=== Goal of the exercise ===
Within the records below, find each line that holds the string "text", then copy it.
— BEGIN Material for the task —
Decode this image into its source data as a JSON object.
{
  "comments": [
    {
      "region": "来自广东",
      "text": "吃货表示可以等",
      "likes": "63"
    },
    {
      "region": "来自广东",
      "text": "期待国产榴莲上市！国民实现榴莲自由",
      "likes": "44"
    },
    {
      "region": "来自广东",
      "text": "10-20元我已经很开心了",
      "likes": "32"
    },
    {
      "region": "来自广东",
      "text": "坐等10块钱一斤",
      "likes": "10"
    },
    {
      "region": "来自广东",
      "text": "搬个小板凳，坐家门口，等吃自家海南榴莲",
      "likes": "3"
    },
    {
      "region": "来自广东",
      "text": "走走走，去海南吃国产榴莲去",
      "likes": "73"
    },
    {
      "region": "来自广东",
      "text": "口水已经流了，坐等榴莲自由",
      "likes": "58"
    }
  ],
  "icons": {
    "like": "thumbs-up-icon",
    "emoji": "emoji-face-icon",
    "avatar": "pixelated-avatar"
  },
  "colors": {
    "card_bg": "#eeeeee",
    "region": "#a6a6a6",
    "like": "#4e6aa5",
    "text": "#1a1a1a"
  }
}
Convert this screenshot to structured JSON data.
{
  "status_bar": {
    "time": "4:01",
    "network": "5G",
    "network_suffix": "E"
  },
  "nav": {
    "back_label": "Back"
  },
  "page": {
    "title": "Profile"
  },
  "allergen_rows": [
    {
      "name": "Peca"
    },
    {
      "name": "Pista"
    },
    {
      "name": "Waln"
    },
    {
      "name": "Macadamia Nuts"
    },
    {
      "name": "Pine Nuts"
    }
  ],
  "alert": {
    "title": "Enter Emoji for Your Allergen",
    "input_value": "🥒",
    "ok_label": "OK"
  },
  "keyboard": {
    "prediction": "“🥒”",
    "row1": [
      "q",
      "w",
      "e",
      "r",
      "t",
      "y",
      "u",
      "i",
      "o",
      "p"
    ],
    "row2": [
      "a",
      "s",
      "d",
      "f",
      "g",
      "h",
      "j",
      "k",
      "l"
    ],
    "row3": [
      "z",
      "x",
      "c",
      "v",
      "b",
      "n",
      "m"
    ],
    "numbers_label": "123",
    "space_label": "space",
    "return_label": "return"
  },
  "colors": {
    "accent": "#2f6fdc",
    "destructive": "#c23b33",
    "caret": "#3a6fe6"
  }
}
— END Material for the task —
=== Correct answer ===
      "text": "吃货表示可以等",
      "text": "期待国产榴莲上市！国民实现榴莲自由",
      "text": "10-20元我已经很开心了",
      "text": "坐等10块钱一斤",
      "text": "搬个小板凳，坐家门口，等吃自家海南榴莲",
      "text": "走走走，去海南吃国产榴莲去",
      "text": "口水已经流了，坐等榴莲自由",
    "text": "#1a1a1a"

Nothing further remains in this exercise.